| INSTRUCTIONS TO FOLLOW |
Every line that holds the string "อลดภาวะคลอดก" is to be identified and copied.

[Dataset entries]
□ □ □ □ □

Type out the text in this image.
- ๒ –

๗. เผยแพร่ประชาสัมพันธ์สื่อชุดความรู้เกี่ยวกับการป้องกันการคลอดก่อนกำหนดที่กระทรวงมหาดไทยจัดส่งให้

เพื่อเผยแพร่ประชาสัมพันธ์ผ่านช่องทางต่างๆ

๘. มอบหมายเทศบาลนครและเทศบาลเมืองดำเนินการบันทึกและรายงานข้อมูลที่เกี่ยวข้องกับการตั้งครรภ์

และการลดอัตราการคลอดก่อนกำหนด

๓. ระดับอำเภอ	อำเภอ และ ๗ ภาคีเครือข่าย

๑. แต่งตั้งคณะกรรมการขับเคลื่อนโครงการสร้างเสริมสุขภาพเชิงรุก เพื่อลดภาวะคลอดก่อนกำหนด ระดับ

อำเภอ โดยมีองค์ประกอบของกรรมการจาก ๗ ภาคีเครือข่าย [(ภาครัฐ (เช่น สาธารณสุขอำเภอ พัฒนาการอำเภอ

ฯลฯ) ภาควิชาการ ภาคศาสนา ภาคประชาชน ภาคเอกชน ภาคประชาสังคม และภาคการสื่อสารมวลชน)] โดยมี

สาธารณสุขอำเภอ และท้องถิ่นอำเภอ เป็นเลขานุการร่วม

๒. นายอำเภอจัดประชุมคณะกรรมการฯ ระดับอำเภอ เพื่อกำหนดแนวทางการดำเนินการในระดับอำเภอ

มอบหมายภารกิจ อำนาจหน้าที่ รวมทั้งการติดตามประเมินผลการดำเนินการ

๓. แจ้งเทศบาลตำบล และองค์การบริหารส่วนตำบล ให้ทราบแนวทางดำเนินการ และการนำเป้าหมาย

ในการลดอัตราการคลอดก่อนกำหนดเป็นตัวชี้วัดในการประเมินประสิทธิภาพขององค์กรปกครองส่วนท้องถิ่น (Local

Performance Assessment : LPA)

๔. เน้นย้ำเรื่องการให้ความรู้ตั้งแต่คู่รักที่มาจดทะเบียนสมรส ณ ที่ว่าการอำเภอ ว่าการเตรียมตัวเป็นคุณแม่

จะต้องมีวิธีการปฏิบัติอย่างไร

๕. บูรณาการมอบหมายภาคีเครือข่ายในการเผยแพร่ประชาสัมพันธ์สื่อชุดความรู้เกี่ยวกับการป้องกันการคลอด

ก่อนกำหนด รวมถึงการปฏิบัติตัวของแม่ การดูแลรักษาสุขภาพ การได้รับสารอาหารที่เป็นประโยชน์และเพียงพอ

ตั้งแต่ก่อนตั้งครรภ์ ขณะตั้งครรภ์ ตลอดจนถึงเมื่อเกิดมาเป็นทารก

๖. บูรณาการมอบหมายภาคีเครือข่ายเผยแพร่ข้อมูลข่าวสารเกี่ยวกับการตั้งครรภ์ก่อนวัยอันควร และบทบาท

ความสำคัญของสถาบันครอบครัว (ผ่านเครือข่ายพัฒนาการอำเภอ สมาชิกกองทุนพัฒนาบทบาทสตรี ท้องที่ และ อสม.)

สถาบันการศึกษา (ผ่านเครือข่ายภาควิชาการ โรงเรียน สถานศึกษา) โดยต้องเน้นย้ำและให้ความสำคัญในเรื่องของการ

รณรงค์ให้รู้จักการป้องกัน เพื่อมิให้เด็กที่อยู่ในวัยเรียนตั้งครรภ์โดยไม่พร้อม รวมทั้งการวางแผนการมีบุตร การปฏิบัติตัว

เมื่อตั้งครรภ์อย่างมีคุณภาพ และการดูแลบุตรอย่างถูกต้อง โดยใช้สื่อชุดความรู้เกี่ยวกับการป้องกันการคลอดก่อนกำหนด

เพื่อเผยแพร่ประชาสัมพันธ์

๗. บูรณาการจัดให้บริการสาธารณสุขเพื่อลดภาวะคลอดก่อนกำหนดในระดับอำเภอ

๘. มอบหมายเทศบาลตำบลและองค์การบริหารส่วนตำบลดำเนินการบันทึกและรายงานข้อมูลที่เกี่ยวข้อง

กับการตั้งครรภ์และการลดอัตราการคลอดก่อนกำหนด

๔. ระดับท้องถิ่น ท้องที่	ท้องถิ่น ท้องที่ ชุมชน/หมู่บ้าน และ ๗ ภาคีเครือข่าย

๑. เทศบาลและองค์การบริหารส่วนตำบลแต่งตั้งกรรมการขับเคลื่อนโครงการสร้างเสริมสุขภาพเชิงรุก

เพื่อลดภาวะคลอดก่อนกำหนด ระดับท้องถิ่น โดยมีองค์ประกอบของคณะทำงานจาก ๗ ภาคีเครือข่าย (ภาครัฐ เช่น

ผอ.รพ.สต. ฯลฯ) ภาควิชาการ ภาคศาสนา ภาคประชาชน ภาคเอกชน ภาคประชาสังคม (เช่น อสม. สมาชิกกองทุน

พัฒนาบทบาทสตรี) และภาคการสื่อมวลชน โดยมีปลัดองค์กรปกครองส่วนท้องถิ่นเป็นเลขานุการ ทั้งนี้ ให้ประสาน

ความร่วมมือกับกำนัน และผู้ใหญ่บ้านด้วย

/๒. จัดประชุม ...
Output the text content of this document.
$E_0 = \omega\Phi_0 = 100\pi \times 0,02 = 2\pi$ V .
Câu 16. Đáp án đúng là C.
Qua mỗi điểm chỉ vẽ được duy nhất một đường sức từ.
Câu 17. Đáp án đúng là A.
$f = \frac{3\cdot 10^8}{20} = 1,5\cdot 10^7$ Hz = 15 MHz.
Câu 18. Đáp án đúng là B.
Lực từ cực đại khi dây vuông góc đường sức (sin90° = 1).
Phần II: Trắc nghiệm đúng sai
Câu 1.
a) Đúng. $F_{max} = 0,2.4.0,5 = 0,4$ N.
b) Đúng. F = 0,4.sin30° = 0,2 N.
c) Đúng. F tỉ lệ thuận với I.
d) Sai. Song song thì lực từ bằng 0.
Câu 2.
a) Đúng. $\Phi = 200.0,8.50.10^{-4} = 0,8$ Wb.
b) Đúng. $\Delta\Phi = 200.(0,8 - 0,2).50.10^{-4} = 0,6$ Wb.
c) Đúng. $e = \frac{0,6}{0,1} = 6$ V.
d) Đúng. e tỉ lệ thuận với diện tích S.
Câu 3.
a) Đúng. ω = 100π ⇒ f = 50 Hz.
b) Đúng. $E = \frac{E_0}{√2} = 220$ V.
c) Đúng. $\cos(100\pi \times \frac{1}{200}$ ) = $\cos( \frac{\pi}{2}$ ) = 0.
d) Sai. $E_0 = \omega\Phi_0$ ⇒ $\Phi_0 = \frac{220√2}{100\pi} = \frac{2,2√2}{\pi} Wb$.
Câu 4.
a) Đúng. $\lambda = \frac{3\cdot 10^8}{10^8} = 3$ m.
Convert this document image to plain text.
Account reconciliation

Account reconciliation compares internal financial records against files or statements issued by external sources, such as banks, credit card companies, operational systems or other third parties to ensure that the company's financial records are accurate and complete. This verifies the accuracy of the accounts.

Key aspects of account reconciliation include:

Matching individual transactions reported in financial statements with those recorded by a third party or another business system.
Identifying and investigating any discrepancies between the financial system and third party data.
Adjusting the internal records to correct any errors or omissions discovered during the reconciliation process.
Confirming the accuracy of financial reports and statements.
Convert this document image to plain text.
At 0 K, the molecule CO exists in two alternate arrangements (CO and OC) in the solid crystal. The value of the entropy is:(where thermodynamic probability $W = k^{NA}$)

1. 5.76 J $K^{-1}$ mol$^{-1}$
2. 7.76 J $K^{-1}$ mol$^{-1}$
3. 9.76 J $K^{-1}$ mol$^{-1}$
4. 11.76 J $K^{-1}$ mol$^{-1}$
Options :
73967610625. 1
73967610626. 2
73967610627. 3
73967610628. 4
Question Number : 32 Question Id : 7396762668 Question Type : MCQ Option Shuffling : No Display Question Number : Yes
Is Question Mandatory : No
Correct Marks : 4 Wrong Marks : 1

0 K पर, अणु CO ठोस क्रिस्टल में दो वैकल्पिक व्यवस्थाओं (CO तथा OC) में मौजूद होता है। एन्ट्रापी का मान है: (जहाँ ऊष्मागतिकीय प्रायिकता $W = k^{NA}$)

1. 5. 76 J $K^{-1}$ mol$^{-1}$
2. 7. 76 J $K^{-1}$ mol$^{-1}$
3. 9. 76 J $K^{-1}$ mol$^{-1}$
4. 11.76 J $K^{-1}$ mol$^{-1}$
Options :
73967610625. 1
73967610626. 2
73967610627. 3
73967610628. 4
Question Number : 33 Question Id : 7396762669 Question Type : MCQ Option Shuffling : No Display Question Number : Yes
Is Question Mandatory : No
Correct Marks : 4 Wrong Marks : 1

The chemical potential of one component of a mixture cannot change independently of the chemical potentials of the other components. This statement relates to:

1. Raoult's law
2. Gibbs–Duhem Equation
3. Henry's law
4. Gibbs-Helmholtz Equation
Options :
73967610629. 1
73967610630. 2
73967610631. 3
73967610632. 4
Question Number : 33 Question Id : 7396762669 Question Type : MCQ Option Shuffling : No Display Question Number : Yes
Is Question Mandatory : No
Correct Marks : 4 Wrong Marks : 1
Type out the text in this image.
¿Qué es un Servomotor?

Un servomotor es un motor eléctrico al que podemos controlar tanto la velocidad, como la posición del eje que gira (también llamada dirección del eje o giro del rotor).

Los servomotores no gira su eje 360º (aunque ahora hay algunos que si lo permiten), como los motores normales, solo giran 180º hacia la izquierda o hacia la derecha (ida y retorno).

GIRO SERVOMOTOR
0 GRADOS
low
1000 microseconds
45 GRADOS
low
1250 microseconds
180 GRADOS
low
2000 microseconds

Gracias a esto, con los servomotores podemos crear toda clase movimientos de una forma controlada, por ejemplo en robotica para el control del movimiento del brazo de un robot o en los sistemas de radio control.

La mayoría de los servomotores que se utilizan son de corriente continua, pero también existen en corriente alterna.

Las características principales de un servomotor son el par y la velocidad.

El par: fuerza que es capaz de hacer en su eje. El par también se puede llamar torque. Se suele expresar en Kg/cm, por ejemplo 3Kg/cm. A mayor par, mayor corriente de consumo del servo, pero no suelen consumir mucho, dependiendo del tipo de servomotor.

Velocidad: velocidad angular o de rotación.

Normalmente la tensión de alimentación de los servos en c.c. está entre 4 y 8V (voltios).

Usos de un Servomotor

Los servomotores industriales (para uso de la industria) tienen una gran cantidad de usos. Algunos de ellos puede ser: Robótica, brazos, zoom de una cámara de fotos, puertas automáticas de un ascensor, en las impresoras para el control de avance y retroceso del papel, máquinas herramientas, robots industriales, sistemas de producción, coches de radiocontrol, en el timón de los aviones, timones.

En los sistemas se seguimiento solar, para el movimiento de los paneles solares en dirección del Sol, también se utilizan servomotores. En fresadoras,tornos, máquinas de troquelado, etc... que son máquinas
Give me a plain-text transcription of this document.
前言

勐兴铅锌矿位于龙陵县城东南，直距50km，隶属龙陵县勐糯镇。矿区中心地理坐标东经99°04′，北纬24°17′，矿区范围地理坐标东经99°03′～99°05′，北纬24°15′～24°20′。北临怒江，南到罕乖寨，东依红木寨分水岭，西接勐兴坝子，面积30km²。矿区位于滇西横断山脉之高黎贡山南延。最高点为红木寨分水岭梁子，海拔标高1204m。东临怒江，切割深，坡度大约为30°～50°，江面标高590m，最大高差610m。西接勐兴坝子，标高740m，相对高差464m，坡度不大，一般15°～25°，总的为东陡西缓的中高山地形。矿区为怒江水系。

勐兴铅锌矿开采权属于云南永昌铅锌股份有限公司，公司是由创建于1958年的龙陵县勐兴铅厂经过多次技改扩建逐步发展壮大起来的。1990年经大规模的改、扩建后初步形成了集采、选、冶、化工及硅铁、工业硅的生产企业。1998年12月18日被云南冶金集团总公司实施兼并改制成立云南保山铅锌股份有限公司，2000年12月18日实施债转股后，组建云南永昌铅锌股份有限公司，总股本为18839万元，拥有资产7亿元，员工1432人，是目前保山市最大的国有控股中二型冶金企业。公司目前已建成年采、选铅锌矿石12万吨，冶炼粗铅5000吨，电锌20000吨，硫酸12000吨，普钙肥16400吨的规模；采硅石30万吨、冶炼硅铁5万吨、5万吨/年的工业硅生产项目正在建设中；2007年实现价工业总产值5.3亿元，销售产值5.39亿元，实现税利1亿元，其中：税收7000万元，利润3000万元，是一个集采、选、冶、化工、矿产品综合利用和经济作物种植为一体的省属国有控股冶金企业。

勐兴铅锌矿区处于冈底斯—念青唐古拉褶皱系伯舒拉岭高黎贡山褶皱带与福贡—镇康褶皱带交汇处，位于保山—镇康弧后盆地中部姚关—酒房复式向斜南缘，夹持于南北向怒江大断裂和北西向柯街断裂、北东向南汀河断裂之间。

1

□ □ □ □ □

| FULL RESPONSE |
๑. แต่งตั้งคณะกรรมการขับเคลื่อนโครงการสร้างเสริมสุขภาพเชิงรุก เพื่อลดภาวะคลอดก่อนกำหนด ระดับ
๗. บูรณาการจัดให้บริการสาธารณสุขเพื่อลดภาวะคลอดก่อนกำหนดในระดับอำเภอ
เพื่อลดภาวะคลอดก่อนกำหนด ระดับท้องถิ่น โดยมีองค์ประกอบของคณะทำงานจาก ๗ ภาคีเครือข่าย (ภาครัฐ เช่น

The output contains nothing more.